# PROVIDED RECORDS
•••••

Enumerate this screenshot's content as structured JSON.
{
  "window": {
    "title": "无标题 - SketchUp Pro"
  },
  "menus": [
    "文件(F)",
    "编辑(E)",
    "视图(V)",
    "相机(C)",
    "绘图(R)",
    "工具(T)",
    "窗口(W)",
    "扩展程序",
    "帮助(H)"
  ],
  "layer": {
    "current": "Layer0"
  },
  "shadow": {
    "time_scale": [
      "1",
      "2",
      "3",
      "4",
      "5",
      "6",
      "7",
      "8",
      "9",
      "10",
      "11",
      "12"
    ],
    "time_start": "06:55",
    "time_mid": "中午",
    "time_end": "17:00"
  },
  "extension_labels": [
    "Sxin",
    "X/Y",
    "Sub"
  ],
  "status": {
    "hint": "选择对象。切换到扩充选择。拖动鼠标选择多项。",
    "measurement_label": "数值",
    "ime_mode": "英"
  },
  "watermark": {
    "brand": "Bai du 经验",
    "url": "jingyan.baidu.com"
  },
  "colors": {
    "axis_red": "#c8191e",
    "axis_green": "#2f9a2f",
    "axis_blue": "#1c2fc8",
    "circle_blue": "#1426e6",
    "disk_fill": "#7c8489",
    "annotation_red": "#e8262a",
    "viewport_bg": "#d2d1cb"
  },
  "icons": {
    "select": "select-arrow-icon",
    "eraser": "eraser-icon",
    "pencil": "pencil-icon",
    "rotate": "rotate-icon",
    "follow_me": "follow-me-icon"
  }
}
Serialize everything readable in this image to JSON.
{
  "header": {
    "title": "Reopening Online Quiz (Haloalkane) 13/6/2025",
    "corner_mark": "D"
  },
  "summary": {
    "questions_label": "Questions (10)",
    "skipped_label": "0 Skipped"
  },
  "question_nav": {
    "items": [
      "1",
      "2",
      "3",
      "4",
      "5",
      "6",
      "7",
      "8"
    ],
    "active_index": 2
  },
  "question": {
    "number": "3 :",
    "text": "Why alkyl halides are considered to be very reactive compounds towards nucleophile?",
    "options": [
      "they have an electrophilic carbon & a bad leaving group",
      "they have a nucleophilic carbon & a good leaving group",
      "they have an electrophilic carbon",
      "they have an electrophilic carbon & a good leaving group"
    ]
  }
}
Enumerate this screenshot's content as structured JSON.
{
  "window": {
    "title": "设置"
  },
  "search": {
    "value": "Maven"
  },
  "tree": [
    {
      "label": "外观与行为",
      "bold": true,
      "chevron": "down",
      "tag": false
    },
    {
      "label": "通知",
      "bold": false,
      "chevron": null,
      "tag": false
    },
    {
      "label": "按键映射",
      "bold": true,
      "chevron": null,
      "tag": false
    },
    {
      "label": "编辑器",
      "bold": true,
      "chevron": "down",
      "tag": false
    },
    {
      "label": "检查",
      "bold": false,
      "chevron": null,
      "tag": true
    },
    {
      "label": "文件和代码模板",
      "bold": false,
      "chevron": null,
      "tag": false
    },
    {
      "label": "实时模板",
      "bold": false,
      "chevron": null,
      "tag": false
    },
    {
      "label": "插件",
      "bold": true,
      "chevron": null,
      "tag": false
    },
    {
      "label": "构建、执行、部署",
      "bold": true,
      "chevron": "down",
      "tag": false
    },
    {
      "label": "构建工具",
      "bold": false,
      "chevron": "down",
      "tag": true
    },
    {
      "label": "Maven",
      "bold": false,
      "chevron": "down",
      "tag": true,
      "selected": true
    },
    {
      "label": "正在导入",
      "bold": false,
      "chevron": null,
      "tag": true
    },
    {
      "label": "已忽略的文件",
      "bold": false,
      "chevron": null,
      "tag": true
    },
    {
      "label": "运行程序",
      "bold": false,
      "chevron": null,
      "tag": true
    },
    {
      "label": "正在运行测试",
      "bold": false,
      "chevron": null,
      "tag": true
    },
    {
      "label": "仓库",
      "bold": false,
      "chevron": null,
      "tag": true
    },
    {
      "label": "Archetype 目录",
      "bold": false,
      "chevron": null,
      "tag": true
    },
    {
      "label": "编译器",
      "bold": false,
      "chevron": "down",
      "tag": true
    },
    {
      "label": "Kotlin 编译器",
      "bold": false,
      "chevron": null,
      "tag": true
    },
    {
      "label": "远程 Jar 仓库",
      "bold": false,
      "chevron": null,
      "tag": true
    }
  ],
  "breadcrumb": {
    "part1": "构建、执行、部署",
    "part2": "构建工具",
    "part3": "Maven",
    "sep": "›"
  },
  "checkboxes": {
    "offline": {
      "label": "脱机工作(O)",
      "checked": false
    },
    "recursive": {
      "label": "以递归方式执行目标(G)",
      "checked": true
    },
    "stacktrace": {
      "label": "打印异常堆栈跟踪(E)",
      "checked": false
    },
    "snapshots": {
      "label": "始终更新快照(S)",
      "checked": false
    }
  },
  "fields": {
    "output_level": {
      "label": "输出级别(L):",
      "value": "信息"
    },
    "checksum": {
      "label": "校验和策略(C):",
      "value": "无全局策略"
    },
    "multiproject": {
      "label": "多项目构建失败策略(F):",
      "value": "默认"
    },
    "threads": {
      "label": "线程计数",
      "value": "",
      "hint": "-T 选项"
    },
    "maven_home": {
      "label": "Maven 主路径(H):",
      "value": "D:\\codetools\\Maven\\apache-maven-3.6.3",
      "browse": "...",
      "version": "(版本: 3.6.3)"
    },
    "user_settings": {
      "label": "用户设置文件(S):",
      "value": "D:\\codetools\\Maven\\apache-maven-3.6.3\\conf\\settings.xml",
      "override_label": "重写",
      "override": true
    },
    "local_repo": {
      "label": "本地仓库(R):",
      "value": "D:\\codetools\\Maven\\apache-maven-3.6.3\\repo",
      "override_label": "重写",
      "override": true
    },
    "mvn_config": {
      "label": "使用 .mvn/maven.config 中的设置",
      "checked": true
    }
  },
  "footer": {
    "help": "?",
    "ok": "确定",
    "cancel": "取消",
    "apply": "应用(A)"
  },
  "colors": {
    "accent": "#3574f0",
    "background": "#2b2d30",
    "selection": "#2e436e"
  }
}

•••••

# TASK INSTRUCTIONS
Write the data from above out again, exactly.

# RESPONSE TO THE TASK
Enumerate this screenshot's content as structured JSON.
{
  "window": {
    "title": "无标题 - SketchUp Pro"
  },
  "menus": [
    "文件(F)",
    "编辑(E)",
    "视图(V)",
    "相机(C)",
    "绘图(R)",
    "工具(T)",
    "窗口(W)",
    "扩展程序",
    "帮助(H)"
  ],
  "layer": {
    "current": "Layer0"
  },
  "shadow": {
    "time_scale": [
      "1",
      "2",
      "3",
      "4",
      "5",
      "6",
      "7",
      "8",
      "9",
      "10",
      "11",
      "12"
    ],
    "time_start": "06:55",
    "time_mid": "中午",
    "time_end": "17:00"
  },
  "extension_labels": [
    "Sxin",
    "X/Y",
    "Sub"
  ],
  "status": {
    "hint": "选择对象。切换到扩充选择。拖动鼠标选择多项。",
    "measurement_label": "数值",
    "ime_mode": "英"
  },
  "watermark": {
    "brand": "Bai du 经验",
    "url": "jingyan.baidu.com"
  },
  "colors": {
    "axis_red": "#c8191e",
    "axis_green": "#2f9a2f",
    "axis_blue": "#1c2fc8",
    "circle_blue": "#1426e6",
    "disk_fill": "#7c8489",
    "annotation_red": "#e8262a",
    "viewport_bg": "#d2d1cb"
  },
  "icons": {
    "select": "select-arrow-icon",
    "eraser": "eraser-icon",
    "pencil": "pencil-icon",
    "rotate": "rotate-icon",
    "follow_me": "follow-me-icon"
  }
}
Serialize everything readable in this image to JSON.
{
  "header": {
    "title": "Reopening Online Quiz (Haloalkane) 13/6/2025",
    "corner_mark": "D"
  },
  "summary": {
    "questions_label": "Questions (10)",
    "skipped_label": "0 Skipped"
  },
  "question_nav": {
    "items": [
      "1",
      "2",
      "3",
      "4",
      "5",
      "6",
      "7",
      "8"
    ],
    "active_index": 2
  },
  "question": {
    "number": "3 :",
    "text": "Why alkyl halides are considered to be very reactive compounds towards nucleophile?",
    "options": [
      "they have an electrophilic carbon & a bad leaving group",
      "they have a nucleophilic carbon & a good leaving group",
      "they have an electrophilic carbon",
      "they have an electrophilic carbon & a good leaving group"
    ]
  }
}
Enumerate this screenshot's content as structured JSON.
{
  "window": {
    "title": "设置"
  },
  "search": {
    "value": "Maven"
  },
  "tree": [
    {
      "label": "外观与行为",
      "bold": true,
      "chevron": "down",
      "tag": false
    },
    {
      "label": "通知",
      "bold": false,
      "chevron": null,
      "tag": false
    },
    {
      "label": "按键映射",
      "bold": true,
      "chevron": null,
      "tag": false
    },
    {
      "label": "编辑器",
      "bold": true,
      "chevron": "down",
      "tag": false
    },
    {
      "label": "检查",
      "bold": false,
      "chevron": null,
      "tag": true
    },
    {
      "label": "文件和代码模板",
      "bold": false,
      "chevron": null,
      "tag": false
    },
    {
      "label": "实时模板",
      "bold": false,
      "chevron": null,
      "tag": false
    },
    {
      "label": "插件",
      "bold": true,
      "chevron": null,
      "tag": false
    },
    {
      "label": "构建、执行、部署",
      "bold": true,
      "chevron": "down",
      "tag": false
    },
    {
      "label": "构建工具",
      "bold": false,
      "chevron": "down",
      "tag": true
    },
    {
      "label": "Maven",
      "bold": false,
      "chevron": "down",
      "tag": true,
      "selected": true
    },
    {
      "label": "正在导入",
      "bold": false,
      "chevron": null,
      "tag": true
    },
    {
      "label": "已忽略的文件",
      "bold": false,
      "chevron": null,
      "tag": true
    },
    {
      "label": "运行程序",
      "bold": false,
      "chevron": null,
      "tag": true
    },
    {
      "label": "正在运行测试",
      "bold": false,
      "chevron": null,
      "tag": true
    },
    {
      "label": "仓库",
      "bold": false,
      "chevron": null,
      "tag": true
    },
    {
      "label": "Archetype 目录",
      "bold": false,
      "chevron": null,
      "tag": true
    },
    {
      "label": "编译器",
      "bold": false,
      "chevron": "down",
      "tag": true
    },
    {
      "label": "Kotlin 编译器",
      "bold": false,
      "chevron": null,
      "tag": true
    },
    {
      "label": "远程 Jar 仓库",
      "bold": false,
      "chevron": null,
      "tag": true
    }
  ],
  "breadcrumb": {
    "part1": "构建、执行、部署",
    "part2": "构建工具",
    "part3": "Maven",
    "sep": "›"
  },
  "checkboxes": {
    "offline": {
      "label": "脱机工作(O)",
      "checked": false
    },
    "recursive": {
      "label": "以递归方式执行目标(G)",
      "checked": true
    },
    "stacktrace": {
      "label": "打印异常堆栈跟踪(E)",
      "checked": false
    },
    "snapshots": {
      "label": "始终更新快照(S)",
      "checked": false
    }
  },
  "fields": {
    "output_level": {
      "label": "输出级别(L):",
      "value": "信息"
    },
    "checksum": {
      "label": "校验和策略(C):",
      "value": "无全局策略"
    },
    "multiproject": {
      "label": "多项目构建失败策略(F):",
      "value": "默认"
    },
    "threads": {
      "label": "线程计数",
      "value": "",
      "hint": "-T 选项"
    },
    "maven_home": {
      "label": "Maven 主路径(H):",
      "value": "D:\\codetools\\Maven\\apache-maven-3.6.3",
      "browse": "...",
      "version": "(版本: 3.6.3)"
    },
    "user_settings": {
      "label": "用户设置文件(S):",
      "value": "D:\\codetools\\Maven\\apache-maven-3.6.3\\conf\\settings.xml",
      "override_label": "重写",
      "override": true
    },
    "local_repo": {
      "label": "本地仓库(R):",
      "value": "D:\\codetools\\Maven\\apache-maven-3.6.3\\repo",
      "override_label": "重写",
      "override": true
    },
    "mvn_config": {
      "label": "使用 .mvn/maven.config 中的设置",
      "checked": true
    }
  },
  "footer": {
    "help": "?",
    "ok": "确定",
    "cancel": "取消",
    "apply": "应用(A)"
  },
  "colors": {
    "accent": "#3574f0",
    "background": "#2b2d30",
    "selection": "#2e436e"
  }
}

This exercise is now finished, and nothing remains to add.